* BEGIN DATA IN THIS EXERCISE *

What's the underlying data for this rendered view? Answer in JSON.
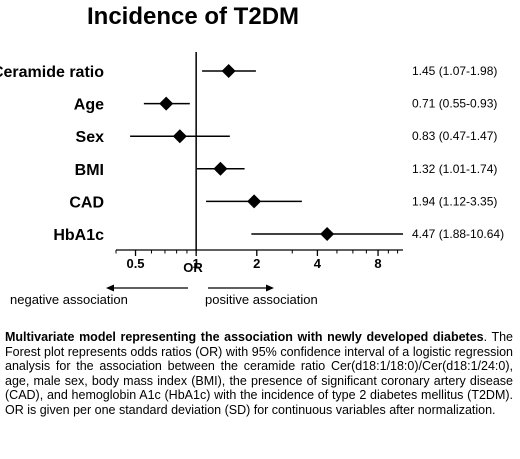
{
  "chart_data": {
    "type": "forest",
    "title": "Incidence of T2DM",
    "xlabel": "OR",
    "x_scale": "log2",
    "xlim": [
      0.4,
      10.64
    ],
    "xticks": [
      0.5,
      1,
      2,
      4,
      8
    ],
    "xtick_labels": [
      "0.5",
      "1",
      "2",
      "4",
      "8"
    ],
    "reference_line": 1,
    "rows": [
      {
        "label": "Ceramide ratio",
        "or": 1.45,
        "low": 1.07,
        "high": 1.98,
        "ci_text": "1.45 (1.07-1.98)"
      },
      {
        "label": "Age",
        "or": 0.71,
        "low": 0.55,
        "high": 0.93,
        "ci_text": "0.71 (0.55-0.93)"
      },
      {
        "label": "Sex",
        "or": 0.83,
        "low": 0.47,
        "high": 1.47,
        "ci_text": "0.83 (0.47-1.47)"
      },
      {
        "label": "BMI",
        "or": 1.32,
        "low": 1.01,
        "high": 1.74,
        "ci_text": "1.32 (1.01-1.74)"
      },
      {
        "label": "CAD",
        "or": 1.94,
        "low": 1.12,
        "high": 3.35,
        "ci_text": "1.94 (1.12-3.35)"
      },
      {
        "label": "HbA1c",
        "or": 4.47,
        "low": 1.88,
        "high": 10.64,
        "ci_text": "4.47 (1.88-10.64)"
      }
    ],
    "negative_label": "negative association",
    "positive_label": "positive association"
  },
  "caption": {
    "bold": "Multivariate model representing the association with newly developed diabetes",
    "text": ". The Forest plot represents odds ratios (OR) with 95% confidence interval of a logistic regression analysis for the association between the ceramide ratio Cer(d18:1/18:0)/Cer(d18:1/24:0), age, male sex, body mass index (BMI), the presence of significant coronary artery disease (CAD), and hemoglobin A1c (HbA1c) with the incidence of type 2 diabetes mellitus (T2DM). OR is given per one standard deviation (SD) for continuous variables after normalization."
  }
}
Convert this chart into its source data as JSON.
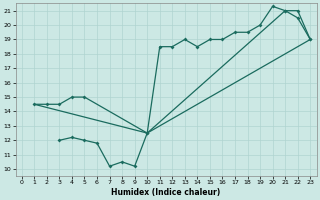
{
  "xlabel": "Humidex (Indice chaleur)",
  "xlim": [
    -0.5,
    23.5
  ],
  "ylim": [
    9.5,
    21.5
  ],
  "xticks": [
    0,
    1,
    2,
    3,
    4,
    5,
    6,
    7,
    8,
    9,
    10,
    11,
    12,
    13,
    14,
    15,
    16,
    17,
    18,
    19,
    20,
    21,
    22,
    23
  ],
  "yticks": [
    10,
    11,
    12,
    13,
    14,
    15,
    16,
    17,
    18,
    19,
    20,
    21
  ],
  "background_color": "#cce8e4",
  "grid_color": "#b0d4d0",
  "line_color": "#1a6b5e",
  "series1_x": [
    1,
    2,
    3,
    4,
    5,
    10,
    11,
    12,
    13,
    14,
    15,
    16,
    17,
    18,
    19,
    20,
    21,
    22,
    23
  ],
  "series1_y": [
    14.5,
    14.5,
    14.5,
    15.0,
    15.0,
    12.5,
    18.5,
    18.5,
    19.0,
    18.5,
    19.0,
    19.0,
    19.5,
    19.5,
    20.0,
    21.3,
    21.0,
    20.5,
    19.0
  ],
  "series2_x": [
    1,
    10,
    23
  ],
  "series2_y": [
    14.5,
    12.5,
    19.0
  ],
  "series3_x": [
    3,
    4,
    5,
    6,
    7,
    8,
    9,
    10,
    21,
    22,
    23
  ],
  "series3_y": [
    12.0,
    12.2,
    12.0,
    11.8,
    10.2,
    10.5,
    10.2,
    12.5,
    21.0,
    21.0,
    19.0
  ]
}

* END DATA IN THIS EXERCISE *

EXERCISE REQUIREMENTS:
Find "JSON". Copy every line it occurs in.

WRITTEN SOLUTION:
What's the underlying data for this rendered view? Answer in JSON.
Convert this chart into its source data as JSON.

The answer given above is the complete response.